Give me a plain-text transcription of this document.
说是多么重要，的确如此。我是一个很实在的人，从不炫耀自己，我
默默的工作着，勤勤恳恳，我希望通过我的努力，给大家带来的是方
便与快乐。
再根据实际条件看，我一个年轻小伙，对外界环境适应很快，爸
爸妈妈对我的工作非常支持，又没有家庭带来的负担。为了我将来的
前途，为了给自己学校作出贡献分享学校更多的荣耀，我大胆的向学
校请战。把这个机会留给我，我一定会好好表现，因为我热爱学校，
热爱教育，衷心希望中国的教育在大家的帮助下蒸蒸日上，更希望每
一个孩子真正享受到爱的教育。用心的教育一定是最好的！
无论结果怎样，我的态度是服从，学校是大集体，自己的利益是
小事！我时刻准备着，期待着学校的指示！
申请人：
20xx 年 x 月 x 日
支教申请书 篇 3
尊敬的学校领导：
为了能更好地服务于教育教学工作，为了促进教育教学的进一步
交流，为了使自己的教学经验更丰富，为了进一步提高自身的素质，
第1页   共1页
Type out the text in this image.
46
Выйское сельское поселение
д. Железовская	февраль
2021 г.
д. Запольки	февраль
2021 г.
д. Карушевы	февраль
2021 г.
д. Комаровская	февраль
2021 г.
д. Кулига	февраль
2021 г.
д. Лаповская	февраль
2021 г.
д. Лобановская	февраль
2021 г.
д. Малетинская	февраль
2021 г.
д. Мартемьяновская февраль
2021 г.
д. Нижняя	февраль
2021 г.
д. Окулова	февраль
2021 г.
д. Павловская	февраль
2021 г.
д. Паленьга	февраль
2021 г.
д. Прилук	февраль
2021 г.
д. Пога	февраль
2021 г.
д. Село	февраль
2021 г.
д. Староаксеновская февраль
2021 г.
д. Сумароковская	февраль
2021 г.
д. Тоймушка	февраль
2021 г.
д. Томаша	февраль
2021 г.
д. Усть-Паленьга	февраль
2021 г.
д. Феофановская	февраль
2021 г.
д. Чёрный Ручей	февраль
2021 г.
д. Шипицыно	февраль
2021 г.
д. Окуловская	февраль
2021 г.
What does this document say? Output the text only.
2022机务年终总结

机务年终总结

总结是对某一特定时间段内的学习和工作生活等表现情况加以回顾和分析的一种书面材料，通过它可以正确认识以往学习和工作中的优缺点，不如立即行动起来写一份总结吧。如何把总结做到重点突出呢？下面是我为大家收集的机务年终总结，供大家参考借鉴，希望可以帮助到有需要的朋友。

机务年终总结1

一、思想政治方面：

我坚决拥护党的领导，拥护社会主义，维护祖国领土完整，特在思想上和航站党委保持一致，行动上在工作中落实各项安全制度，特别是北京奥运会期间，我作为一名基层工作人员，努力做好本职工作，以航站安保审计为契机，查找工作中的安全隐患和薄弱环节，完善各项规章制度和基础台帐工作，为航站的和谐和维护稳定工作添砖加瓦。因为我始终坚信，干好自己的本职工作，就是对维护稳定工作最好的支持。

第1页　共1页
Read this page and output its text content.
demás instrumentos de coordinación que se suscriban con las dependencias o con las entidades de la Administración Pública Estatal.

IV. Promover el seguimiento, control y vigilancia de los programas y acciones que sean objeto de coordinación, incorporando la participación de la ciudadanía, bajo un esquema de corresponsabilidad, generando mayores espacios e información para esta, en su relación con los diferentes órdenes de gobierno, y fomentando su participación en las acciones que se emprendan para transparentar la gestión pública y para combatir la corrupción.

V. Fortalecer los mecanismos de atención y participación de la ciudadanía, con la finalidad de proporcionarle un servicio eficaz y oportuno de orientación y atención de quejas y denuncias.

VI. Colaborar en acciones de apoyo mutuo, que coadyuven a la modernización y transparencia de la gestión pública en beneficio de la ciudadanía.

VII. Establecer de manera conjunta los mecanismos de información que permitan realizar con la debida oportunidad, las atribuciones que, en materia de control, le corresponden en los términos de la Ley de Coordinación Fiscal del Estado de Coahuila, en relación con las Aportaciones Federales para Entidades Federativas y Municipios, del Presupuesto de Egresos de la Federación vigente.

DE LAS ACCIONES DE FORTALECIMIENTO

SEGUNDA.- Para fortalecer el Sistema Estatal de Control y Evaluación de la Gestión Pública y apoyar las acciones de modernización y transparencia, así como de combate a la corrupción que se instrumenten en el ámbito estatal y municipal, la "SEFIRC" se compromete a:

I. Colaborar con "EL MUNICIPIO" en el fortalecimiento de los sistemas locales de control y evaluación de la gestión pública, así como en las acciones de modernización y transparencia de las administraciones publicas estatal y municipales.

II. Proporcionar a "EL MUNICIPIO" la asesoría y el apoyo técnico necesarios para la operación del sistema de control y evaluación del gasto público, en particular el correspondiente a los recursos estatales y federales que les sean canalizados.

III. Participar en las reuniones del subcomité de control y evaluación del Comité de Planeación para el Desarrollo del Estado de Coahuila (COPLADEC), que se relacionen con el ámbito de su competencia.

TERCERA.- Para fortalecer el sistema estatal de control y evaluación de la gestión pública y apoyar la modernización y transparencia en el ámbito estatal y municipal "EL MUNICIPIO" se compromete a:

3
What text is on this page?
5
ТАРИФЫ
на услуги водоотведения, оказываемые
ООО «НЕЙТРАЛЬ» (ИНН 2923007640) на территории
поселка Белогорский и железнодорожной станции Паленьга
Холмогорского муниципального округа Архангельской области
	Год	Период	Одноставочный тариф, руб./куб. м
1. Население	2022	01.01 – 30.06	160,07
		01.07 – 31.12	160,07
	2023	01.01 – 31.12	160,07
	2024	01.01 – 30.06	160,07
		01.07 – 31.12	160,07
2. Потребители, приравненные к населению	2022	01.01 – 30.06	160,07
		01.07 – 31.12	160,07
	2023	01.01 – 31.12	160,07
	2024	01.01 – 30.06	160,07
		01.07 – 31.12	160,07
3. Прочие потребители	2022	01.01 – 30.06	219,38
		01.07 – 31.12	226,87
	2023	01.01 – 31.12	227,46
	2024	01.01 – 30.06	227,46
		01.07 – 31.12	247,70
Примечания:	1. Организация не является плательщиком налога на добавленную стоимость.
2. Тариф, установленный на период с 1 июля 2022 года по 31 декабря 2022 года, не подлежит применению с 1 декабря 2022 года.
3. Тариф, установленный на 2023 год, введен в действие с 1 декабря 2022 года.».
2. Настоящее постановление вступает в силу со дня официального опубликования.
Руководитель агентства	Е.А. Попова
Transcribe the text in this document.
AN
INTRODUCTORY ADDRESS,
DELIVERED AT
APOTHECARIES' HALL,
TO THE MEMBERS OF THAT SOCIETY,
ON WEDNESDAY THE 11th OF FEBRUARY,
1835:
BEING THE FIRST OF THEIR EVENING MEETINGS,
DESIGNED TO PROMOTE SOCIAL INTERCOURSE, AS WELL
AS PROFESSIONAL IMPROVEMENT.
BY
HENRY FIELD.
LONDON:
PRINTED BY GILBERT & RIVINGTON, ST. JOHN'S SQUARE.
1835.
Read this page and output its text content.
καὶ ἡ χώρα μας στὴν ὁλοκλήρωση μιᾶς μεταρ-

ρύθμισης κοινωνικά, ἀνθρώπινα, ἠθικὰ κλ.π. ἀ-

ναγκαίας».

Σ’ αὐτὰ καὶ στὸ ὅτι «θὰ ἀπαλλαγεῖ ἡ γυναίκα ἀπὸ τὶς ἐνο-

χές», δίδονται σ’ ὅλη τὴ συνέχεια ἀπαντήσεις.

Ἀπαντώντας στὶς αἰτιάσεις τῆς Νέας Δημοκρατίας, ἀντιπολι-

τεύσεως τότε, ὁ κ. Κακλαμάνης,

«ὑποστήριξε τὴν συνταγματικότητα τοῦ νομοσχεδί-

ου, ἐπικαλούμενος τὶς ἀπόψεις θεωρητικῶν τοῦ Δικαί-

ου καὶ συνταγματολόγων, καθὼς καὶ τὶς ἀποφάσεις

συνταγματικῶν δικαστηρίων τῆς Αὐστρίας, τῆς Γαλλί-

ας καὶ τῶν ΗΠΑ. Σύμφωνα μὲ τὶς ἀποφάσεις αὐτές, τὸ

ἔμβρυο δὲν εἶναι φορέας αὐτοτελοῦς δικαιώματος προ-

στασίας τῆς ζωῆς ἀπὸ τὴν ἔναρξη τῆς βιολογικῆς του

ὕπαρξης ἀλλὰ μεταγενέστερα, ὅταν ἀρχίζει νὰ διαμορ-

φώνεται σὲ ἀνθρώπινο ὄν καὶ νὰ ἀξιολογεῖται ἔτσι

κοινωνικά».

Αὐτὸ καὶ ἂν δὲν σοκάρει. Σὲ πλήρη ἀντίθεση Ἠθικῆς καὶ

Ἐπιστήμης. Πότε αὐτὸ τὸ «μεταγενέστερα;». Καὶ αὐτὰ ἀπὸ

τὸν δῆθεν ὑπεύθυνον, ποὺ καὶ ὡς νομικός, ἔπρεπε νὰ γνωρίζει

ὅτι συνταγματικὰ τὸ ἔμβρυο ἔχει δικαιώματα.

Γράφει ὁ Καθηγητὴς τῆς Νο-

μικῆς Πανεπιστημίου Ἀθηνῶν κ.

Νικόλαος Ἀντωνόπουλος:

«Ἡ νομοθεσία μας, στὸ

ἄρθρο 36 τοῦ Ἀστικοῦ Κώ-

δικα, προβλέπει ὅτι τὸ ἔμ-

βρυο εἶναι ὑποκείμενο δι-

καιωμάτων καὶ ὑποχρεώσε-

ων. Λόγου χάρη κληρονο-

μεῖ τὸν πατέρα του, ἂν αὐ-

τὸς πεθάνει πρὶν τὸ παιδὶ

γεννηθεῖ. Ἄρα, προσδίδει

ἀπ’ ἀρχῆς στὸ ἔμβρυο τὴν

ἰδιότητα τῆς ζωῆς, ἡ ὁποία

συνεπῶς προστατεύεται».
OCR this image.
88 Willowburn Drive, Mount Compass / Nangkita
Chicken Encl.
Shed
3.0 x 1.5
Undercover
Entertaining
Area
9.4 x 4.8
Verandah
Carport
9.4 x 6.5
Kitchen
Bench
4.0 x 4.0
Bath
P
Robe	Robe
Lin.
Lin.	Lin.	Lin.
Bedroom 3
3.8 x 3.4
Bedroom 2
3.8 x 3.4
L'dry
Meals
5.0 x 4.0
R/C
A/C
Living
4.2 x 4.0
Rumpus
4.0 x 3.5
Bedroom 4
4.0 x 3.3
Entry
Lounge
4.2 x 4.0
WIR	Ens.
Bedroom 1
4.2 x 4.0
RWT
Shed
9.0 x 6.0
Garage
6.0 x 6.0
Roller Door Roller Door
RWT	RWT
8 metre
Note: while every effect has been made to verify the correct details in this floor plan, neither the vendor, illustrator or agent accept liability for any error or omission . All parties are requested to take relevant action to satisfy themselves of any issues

-=-=-=-=-

### [The request]
Tally every line of the data that holds the word "εἶναι" and write the count alone.

### [Exercise result]
2